--- Task inputs ---
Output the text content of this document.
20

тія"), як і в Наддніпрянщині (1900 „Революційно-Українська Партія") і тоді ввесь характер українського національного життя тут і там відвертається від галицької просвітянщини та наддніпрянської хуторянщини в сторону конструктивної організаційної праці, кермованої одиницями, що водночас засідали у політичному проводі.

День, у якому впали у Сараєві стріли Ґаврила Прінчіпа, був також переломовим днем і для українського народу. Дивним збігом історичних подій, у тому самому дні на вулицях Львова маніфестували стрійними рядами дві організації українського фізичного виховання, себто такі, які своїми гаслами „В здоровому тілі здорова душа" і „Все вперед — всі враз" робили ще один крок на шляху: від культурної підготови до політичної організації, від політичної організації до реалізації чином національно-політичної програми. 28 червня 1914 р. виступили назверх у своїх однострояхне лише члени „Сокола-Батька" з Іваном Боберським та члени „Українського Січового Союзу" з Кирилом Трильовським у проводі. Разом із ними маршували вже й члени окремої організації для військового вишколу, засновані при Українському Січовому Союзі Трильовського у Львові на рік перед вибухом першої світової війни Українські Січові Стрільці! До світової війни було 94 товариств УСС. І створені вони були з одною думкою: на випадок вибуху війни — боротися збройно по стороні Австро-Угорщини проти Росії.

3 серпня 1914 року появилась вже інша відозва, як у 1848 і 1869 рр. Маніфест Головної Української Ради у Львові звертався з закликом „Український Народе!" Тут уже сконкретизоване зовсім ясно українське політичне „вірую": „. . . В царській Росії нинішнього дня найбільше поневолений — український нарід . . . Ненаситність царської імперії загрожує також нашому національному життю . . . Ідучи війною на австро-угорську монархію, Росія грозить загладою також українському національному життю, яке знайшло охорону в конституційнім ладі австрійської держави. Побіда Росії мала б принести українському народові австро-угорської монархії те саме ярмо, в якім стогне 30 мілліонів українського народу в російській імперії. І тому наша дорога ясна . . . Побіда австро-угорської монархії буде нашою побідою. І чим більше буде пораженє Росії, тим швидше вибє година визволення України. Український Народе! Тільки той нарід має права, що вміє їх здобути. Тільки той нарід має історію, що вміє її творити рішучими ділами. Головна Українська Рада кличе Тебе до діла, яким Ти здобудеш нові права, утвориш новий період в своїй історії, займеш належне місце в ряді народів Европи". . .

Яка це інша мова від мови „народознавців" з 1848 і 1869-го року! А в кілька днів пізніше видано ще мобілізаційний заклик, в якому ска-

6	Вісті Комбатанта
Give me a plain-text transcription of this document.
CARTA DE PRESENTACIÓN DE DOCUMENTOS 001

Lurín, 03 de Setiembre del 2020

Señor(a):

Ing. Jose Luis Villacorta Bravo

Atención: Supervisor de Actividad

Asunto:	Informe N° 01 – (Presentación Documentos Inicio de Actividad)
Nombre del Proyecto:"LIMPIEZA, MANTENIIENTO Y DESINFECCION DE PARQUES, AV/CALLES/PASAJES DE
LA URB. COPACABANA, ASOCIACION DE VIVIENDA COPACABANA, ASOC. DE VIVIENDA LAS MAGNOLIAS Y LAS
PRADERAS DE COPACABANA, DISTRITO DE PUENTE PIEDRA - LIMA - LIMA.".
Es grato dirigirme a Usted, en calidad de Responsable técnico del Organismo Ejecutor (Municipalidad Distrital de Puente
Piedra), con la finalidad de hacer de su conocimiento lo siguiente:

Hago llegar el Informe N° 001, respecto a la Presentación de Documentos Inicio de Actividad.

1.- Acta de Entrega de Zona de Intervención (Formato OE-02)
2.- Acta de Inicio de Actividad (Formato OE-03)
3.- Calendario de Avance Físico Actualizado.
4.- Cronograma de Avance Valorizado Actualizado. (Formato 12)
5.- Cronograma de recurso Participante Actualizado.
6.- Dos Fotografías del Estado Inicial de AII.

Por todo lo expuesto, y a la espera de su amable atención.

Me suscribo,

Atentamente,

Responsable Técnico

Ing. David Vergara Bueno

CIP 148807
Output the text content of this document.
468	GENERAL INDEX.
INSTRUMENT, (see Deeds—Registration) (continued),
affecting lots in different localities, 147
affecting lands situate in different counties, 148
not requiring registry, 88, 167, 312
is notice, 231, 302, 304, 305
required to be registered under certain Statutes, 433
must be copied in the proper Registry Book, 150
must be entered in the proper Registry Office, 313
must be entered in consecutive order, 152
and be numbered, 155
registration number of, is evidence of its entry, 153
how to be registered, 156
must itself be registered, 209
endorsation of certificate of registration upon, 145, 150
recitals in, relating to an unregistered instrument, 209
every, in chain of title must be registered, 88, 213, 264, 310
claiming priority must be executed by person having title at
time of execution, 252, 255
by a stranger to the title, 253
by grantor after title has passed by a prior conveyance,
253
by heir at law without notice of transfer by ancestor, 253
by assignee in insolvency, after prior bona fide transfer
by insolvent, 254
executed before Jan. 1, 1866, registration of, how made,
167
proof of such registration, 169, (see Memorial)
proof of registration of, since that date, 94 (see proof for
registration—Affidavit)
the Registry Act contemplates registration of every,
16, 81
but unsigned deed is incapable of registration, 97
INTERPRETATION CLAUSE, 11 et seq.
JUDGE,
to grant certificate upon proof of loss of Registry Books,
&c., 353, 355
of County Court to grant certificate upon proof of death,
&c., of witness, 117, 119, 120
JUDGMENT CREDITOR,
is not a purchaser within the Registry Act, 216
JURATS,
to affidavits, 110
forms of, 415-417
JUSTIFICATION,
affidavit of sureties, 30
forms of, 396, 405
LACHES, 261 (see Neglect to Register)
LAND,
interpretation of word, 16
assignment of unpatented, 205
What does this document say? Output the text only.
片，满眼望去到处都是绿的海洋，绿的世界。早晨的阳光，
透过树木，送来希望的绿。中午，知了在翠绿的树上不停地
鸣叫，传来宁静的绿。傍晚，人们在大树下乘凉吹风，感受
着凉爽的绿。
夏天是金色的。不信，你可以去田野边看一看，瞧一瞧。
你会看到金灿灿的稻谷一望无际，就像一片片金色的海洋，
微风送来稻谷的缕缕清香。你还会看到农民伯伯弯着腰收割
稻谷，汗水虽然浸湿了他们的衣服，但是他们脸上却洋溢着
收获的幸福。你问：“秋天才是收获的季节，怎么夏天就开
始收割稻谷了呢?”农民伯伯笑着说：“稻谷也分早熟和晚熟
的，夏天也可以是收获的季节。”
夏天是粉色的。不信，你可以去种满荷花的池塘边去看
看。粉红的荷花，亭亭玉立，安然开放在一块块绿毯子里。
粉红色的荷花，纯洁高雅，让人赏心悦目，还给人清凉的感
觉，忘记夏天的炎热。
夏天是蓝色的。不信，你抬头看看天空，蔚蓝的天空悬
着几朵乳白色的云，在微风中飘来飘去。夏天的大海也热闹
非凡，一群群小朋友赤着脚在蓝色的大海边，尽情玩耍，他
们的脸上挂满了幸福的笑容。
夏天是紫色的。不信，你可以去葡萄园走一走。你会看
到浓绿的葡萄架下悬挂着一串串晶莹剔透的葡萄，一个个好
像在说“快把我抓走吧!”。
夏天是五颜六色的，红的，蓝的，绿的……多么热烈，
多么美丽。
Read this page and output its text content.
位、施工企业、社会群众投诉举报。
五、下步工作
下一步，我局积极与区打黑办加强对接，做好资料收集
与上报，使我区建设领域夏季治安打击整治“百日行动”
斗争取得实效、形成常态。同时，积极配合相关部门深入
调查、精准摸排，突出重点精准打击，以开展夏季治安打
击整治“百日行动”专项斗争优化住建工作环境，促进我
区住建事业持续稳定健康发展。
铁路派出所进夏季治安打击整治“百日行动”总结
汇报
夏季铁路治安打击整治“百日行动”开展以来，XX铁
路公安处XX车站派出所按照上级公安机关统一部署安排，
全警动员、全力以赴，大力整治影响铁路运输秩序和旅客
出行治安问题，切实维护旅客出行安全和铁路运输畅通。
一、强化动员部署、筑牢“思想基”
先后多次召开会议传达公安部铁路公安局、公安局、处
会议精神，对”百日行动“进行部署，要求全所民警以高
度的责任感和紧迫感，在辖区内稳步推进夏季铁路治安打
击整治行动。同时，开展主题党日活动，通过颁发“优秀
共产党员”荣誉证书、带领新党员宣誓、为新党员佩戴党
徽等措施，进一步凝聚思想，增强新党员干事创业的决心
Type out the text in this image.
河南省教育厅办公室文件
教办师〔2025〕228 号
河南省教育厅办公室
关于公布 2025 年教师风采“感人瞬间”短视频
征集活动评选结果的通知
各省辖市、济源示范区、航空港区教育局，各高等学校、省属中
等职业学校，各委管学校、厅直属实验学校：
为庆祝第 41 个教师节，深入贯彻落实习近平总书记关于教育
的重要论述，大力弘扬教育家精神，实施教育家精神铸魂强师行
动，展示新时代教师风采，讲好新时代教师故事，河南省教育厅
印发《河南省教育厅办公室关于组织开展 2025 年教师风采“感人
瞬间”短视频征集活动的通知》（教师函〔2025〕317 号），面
---
● Task to complete: Show all lines from the listing above in which "certificate" appears.

● Output for this exercise:
endorsation of certificate of registration upon, 145, 150
to grant certificate upon proof of loss of Registry Books,
of County Court to grant certificate upon proof of death,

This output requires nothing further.